DATA TO PROCESS —
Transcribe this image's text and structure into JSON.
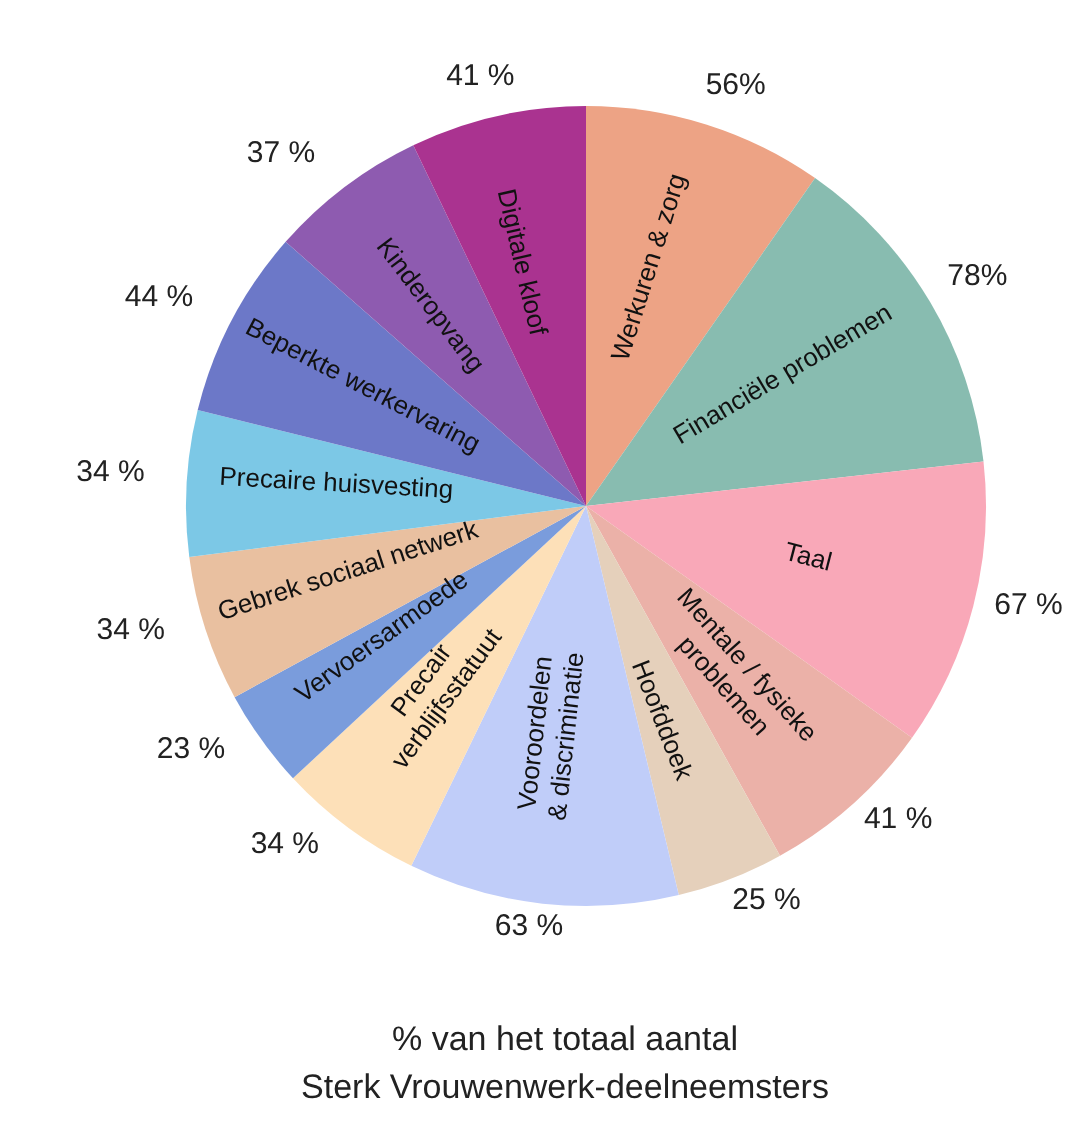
{
  "chart_data": {
    "type": "pie",
    "categories": [
      "Werkuren & zorg",
      "Financiële problemen",
      "Taal",
      "Mentale / fysieke\nproblemen",
      "Hoofddoek",
      "Vooroordelen\n& discriminatie",
      "Precair\nverblijfsstatuut",
      "Vervoersarmoede",
      "Gebrek sociaal netwerk",
      "Precaire huisvesting",
      "Beperkte werkervaring",
      "Kinderopvang",
      "Digitale kloof"
    ],
    "values": [
      56,
      78,
      67,
      41,
      25,
      63,
      34,
      23,
      34,
      34,
      44,
      37,
      41
    ],
    "value_labels": [
      "56%",
      "78%",
      "67 %",
      "41 %",
      "25 %",
      "63 %",
      "34 %",
      "23 %",
      "34 %",
      "34 %",
      "44 %",
      "37 %",
      "41 %"
    ],
    "colors": [
      "#eda385",
      "#88bcb0",
      "#f9a8b8",
      "#ebb1a8",
      "#e5d0bb",
      "#c0cdf9",
      "#fde0b8",
      "#7a9cdc",
      "#e9c0a0",
      "#7cc8e6",
      "#6c78c8",
      "#8e5bb0",
      "#aa3390"
    ],
    "annotations": [
      "% van het totaal aantal",
      "Sterk Vrouwenwerk-deelneemsters"
    ],
    "legend": false
  }
}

TASK —
Could you reproduce every record above exactly, leaving out the pictures?

SOLUTION TO THIS TASK —
Transcribe this image's text and structure into JSON.
{
  "chart_data": {
    "type": "pie",
    "categories": [
      "Werkuren & zorg",
      "Financiële problemen",
      "Taal",
      "Mentale / fysieke\nproblemen",
      "Hoofddoek",
      "Vooroordelen\n& discriminatie",
      "Precair\nverblijfsstatuut",
      "Vervoersarmoede",
      "Gebrek sociaal netwerk",
      "Precaire huisvesting",
      "Beperkte werkervaring",
      "Kinderopvang",
      "Digitale kloof"
    ],
    "values": [
      56,
      78,
      67,
      41,
      25,
      63,
      34,
      23,
      34,
      34,
      44,
      37,
      41
    ],
    "value_labels": [
      "56%",
      "78%",
      "67 %",
      "41 %",
      "25 %",
      "63 %",
      "34 %",
      "23 %",
      "34 %",
      "34 %",
      "44 %",
      "37 %",
      "41 %"
    ],
    "colors": [
      "#eda385",
      "#88bcb0",
      "#f9a8b8",
      "#ebb1a8",
      "#e5d0bb",
      "#c0cdf9",
      "#fde0b8",
      "#7a9cdc",
      "#e9c0a0",
      "#7cc8e6",
      "#6c78c8",
      "#8e5bb0",
      "#aa3390"
    ],
    "annotations": [
      "% van het totaal aantal",
      "Sterk Vrouwenwerk-deelneemsters"
    ],
    "legend": false
  }
}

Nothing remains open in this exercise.